DATASET CONTENT start
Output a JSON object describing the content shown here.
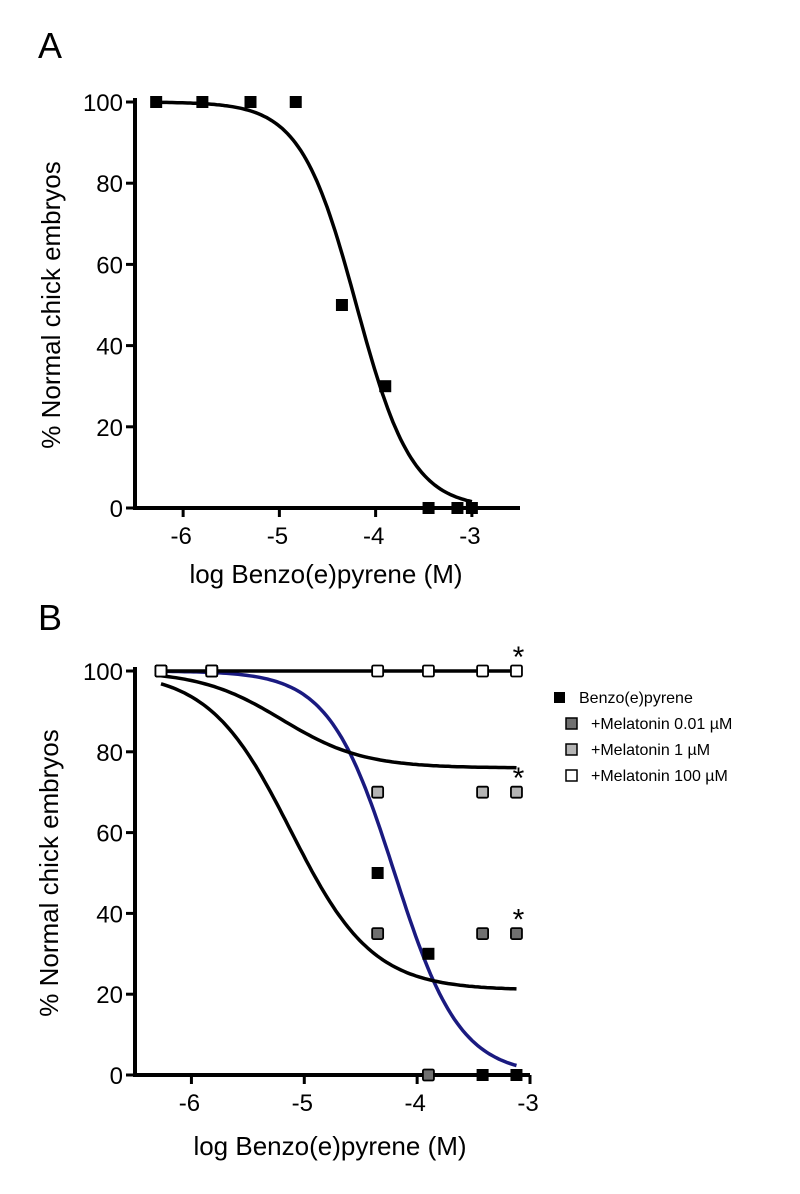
{
  "chart_data": [
    {
      "type": "scatter",
      "panel": "A",
      "xlabel": "log Benzo(e)pyrene (M)",
      "ylabel": "% Normal chick embryos",
      "xlim": [
        -6.5,
        -2.5
      ],
      "ylim": [
        0,
        100
      ],
      "xticks": [
        -6,
        -5,
        -4,
        -3
      ],
      "xtick_labels": [
        "-6",
        "-5",
        "-4",
        "-3"
      ],
      "yticks": [
        0,
        20,
        40,
        60,
        80,
        100
      ],
      "ytick_labels": [
        "0",
        "20",
        "40",
        "60",
        "80",
        "100"
      ],
      "series": [
        {
          "marker": "filled-square",
          "color": "#000000",
          "points": [
            {
              "x": -6.28,
              "y": 100
            },
            {
              "x": -5.8,
              "y": 100
            },
            {
              "x": -5.3,
              "y": 100
            },
            {
              "x": -4.83,
              "y": 100
            },
            {
              "x": -4.35,
              "y": 50
            },
            {
              "x": -3.9,
              "y": 30
            },
            {
              "x": -3.45,
              "y": 0
            },
            {
              "x": -3.15,
              "y": 0
            },
            {
              "x": -3.0,
              "y": 0
            }
          ],
          "fit": {
            "top": 100,
            "bottom": 0,
            "logIC50": -4.2,
            "hill": 1.5,
            "from": -6.28,
            "to": -3.0,
            "color": "#000000"
          }
        }
      ]
    },
    {
      "type": "scatter",
      "panel": "B",
      "xlabel": "log Benzo(e)pyrene (M)",
      "ylabel": "% Normal chick embryos",
      "xlim": [
        -6.5,
        -3.0
      ],
      "ylim": [
        0,
        100
      ],
      "xticks": [
        -6,
        -5,
        -4,
        -3
      ],
      "xtick_labels": [
        "-6",
        "-5",
        "-4",
        "-3"
      ],
      "yticks": [
        0,
        20,
        40,
        60,
        80,
        100
      ],
      "ytick_labels": [
        "0",
        "20",
        "40",
        "60",
        "80",
        "100"
      ],
      "legend_position": "right",
      "series": [
        {
          "name": "Benzo(e)pyrene",
          "marker": "filled-square",
          "fill": "#000000",
          "points": [
            {
              "x": -6.27,
              "y": 100
            },
            {
              "x": -5.82,
              "y": 100
            },
            {
              "x": -4.35,
              "y": 50
            },
            {
              "x": -3.9,
              "y": 30
            },
            {
              "x": -3.42,
              "y": 0
            },
            {
              "x": -3.12,
              "y": 0
            }
          ],
          "fit": {
            "top": 100,
            "bottom": 0,
            "logIC50": -4.2,
            "hill": 1.5,
            "from": -6.27,
            "to": -3.12,
            "color": "#1a1a80"
          }
        },
        {
          "name": "+Melatonin 0.01 µM",
          "marker": "outlined-square",
          "fill": "#707070",
          "points": [
            {
              "x": -6.27,
              "y": 100
            },
            {
              "x": -5.82,
              "y": 100
            },
            {
              "x": -4.35,
              "y": 35
            },
            {
              "x": -3.9,
              "y": 0
            },
            {
              "x": -3.42,
              "y": 35
            },
            {
              "x": -3.12,
              "y": 35
            }
          ],
          "fit": {
            "top": 100,
            "bottom": 21,
            "logIC50": -5.12,
            "hill": 1.2,
            "from": -6.27,
            "to": -3.12,
            "color": "#000000"
          },
          "annotation": "*"
        },
        {
          "name": "+Melatonin 1 µM",
          "marker": "outlined-square",
          "fill": "#b4b4b4",
          "points": [
            {
              "x": -6.27,
              "y": 100
            },
            {
              "x": -5.82,
              "y": 100
            },
            {
              "x": -4.35,
              "y": 70
            },
            {
              "x": -3.42,
              "y": 70
            },
            {
              "x": -3.12,
              "y": 70
            }
          ],
          "fit": {
            "top": 100,
            "bottom": 76,
            "logIC50": -5.2,
            "hill": 1.2,
            "from": -6.27,
            "to": -3.12,
            "color": "#000000"
          },
          "annotation": "*"
        },
        {
          "name": "+Melatonin 100 µM",
          "marker": "outlined-square",
          "fill": "#ffffff",
          "points": [
            {
              "x": -6.27,
              "y": 100
            },
            {
              "x": -5.82,
              "y": 100
            },
            {
              "x": -4.35,
              "y": 100
            },
            {
              "x": -3.9,
              "y": 100
            },
            {
              "x": -3.42,
              "y": 100
            },
            {
              "x": -3.12,
              "y": 100
            }
          ],
          "fit": {
            "top": 100,
            "bottom": 100,
            "logIC50": -4.5,
            "hill": 1.0,
            "from": -6.27,
            "to": -3.12,
            "color": "#000000"
          },
          "annotation": "*"
        }
      ]
    }
  ]
}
DATASET CONTENT end
**WHAT NEEDS TO BE DONE**
Output each line exactly; omit every picture.

**EXPECTED ANSWER**
Output a JSON object describing the content shown here.
{
  "chart_data": [
    {
      "type": "scatter",
      "panel": "A",
      "xlabel": "log Benzo(e)pyrene (M)",
      "ylabel": "% Normal chick embryos",
      "xlim": [
        -6.5,
        -2.5
      ],
      "ylim": [
        0,
        100
      ],
      "xticks": [
        -6,
        -5,
        -4,
        -3
      ],
      "xtick_labels": [
        "-6",
        "-5",
        "-4",
        "-3"
      ],
      "yticks": [
        0,
        20,
        40,
        60,
        80,
        100
      ],
      "ytick_labels": [
        "0",
        "20",
        "40",
        "60",
        "80",
        "100"
      ],
      "series": [
        {
          "marker": "filled-square",
          "color": "#000000",
          "points": [
            {
              "x": -6.28,
              "y": 100
            },
            {
              "x": -5.8,
              "y": 100
            },
            {
              "x": -5.3,
              "y": 100
            },
            {
              "x": -4.83,
              "y": 100
            },
            {
              "x": -4.35,
              "y": 50
            },
            {
              "x": -3.9,
              "y": 30
            },
            {
              "x": -3.45,
              "y": 0
            },
            {
              "x": -3.15,
              "y": 0
            },
            {
              "x": -3.0,
              "y": 0
            }
          ],
          "fit": {
            "top": 100,
            "bottom": 0,
            "logIC50": -4.2,
            "hill": 1.5,
            "from": -6.28,
            "to": -3.0,
            "color": "#000000"
          }
        }
      ]
    },
    {
      "type": "scatter",
      "panel": "B",
      "xlabel": "log Benzo(e)pyrene (M)",
      "ylabel": "% Normal chick embryos",
      "xlim": [
        -6.5,
        -3.0
      ],
      "ylim": [
        0,
        100
      ],
      "xticks": [
        -6,
        -5,
        -4,
        -3
      ],
      "xtick_labels": [
        "-6",
        "-5",
        "-4",
        "-3"
      ],
      "yticks": [
        0,
        20,
        40,
        60,
        80,
        100
      ],
      "ytick_labels": [
        "0",
        "20",
        "40",
        "60",
        "80",
        "100"
      ],
      "legend_position": "right",
      "series": [
        {
          "name": "Benzo(e)pyrene",
          "marker": "filled-square",
          "fill": "#000000",
          "points": [
            {
              "x": -6.27,
              "y": 100
            },
            {
              "x": -5.82,
              "y": 100
            },
            {
              "x": -4.35,
              "y": 50
            },
            {
              "x": -3.9,
              "y": 30
            },
            {
              "x": -3.42,
              "y": 0
            },
            {
              "x": -3.12,
              "y": 0
            }
          ],
          "fit": {
            "top": 100,
            "bottom": 0,
            "logIC50": -4.2,
            "hill": 1.5,
            "from": -6.27,
            "to": -3.12,
            "color": "#1a1a80"
          }
        },
        {
          "name": "+Melatonin 0.01 µM",
          "marker": "outlined-square",
          "fill": "#707070",
          "points": [
            {
              "x": -6.27,
              "y": 100
            },
            {
              "x": -5.82,
              "y": 100
            },
            {
              "x": -4.35,
              "y": 35
            },
            {
              "x": -3.9,
              "y": 0
            },
            {
              "x": -3.42,
              "y": 35
            },
            {
              "x": -3.12,
              "y": 35
            }
          ],
          "fit": {
            "top": 100,
            "bottom": 21,
            "logIC50": -5.12,
            "hill": 1.2,
            "from": -6.27,
            "to": -3.12,
            "color": "#000000"
          },
          "annotation": "*"
        },
        {
          "name": "+Melatonin 1 µM",
          "marker": "outlined-square",
          "fill": "#b4b4b4",
          "points": [
            {
              "x": -6.27,
              "y": 100
            },
            {
              "x": -5.82,
              "y": 100
            },
            {
              "x": -4.35,
              "y": 70
            },
            {
              "x": -3.42,
              "y": 70
            },
            {
              "x": -3.12,
              "y": 70
            }
          ],
          "fit": {
            "top": 100,
            "bottom": 76,
            "logIC50": -5.2,
            "hill": 1.2,
            "from": -6.27,
            "to": -3.12,
            "color": "#000000"
          },
          "annotation": "*"
        },
        {
          "name": "+Melatonin 100 µM",
          "marker": "outlined-square",
          "fill": "#ffffff",
          "points": [
            {
              "x": -6.27,
              "y": 100
            },
            {
              "x": -5.82,
              "y": 100
            },
            {
              "x": -4.35,
              "y": 100
            },
            {
              "x": -3.9,
              "y": 100
            },
            {
              "x": -3.42,
              "y": 100
            },
            {
              "x": -3.12,
              "y": 100
            }
          ],
          "fit": {
            "top": 100,
            "bottom": 100,
            "logIC50": -4.5,
            "hill": 1.0,
            "from": -6.27,
            "to": -3.12,
            "color": "#000000"
          },
          "annotation": "*"
        }
      ]
    }
  ]
}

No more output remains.